#### Data provided:
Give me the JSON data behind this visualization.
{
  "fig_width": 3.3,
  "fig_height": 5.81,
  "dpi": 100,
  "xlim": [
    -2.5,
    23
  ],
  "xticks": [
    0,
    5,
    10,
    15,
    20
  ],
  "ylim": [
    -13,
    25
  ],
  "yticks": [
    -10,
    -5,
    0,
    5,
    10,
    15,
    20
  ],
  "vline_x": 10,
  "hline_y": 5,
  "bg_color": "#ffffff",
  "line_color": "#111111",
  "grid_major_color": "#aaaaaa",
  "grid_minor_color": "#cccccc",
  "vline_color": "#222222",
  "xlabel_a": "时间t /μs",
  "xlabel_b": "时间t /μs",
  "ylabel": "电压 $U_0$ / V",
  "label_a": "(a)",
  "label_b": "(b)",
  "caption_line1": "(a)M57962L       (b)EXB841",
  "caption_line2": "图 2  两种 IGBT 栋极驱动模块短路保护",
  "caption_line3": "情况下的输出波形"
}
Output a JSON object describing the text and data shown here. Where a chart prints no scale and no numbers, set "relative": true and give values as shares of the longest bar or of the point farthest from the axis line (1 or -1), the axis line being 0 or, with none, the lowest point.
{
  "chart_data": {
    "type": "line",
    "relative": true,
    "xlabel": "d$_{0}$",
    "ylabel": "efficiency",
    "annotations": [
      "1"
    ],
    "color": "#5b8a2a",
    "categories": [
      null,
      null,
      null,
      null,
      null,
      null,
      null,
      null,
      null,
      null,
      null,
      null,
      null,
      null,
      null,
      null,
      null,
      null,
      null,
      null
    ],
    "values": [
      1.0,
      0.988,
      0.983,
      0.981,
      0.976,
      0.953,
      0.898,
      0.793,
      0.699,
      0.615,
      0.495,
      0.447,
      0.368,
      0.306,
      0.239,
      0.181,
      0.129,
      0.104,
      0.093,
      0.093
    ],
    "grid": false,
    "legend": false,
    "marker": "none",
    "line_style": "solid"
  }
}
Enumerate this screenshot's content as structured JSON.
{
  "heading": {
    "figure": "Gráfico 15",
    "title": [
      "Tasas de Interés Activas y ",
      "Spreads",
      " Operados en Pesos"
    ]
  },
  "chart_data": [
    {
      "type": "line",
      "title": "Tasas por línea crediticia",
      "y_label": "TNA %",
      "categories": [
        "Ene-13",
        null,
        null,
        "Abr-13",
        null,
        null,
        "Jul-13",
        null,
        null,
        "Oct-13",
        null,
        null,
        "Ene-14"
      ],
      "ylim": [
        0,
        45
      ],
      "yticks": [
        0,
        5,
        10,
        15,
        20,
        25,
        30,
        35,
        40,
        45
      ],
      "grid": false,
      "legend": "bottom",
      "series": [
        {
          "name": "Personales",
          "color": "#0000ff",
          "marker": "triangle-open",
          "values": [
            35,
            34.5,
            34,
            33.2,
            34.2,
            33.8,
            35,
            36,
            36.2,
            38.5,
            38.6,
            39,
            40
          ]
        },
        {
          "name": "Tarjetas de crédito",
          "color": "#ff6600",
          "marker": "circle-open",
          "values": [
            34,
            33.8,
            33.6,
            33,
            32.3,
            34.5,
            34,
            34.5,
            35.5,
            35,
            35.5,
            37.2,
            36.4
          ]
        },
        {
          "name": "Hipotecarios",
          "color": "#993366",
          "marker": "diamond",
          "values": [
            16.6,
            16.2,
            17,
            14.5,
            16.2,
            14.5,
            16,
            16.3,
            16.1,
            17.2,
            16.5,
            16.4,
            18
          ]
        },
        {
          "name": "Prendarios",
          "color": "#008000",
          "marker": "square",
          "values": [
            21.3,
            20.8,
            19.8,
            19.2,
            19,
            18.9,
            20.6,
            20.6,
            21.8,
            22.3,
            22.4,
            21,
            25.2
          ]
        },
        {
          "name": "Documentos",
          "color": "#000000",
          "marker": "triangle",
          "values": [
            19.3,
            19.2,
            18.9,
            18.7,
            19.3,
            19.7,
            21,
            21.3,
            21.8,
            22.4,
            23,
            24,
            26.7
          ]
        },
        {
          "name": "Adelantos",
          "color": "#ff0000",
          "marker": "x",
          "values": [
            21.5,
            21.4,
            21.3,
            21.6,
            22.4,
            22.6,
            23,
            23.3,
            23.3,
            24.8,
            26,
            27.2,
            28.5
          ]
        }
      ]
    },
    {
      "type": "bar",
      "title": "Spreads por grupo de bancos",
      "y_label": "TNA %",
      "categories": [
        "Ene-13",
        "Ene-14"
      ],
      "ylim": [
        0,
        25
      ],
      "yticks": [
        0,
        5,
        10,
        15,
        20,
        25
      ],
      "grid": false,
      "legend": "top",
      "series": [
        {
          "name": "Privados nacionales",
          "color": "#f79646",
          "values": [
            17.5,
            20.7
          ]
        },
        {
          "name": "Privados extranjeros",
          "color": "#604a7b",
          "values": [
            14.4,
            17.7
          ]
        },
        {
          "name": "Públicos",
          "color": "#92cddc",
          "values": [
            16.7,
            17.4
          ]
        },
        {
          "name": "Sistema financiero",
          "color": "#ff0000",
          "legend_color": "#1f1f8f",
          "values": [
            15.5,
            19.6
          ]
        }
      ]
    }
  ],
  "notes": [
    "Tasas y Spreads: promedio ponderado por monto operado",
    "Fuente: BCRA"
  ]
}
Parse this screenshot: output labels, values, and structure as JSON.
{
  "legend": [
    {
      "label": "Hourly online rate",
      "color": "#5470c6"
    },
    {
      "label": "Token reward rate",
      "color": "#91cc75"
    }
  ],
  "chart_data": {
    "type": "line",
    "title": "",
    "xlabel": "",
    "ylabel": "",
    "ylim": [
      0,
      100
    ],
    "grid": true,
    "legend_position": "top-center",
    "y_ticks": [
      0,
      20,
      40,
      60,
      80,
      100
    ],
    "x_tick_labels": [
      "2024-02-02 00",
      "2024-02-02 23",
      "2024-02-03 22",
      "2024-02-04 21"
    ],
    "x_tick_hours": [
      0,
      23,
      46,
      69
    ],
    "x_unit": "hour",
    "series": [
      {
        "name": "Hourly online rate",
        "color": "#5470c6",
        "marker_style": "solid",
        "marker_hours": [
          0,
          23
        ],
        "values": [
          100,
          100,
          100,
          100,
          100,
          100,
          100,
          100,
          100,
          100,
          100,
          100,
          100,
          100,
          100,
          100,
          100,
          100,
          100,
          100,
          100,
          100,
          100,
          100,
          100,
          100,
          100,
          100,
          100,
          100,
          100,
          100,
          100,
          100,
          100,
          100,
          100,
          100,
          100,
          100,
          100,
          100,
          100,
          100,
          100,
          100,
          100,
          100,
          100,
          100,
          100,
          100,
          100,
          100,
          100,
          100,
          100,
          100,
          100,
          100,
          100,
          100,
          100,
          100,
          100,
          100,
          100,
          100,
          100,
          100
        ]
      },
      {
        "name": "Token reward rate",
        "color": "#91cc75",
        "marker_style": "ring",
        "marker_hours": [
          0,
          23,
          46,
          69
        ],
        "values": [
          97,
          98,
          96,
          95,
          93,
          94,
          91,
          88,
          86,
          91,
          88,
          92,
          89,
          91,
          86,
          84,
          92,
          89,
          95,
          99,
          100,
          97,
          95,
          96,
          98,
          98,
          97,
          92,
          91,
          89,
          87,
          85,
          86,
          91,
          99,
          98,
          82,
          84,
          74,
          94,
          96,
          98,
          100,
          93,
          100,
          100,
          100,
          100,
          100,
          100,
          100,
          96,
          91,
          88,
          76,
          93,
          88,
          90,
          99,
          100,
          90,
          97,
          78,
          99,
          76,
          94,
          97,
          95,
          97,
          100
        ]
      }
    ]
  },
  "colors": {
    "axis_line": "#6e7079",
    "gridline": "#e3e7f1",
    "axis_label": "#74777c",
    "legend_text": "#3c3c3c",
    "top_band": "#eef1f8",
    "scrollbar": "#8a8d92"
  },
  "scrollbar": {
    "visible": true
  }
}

#### Task directions:
Of the lines in the records, determine how many contain the word "open", and report that number alone.

#### Exercise answer:
2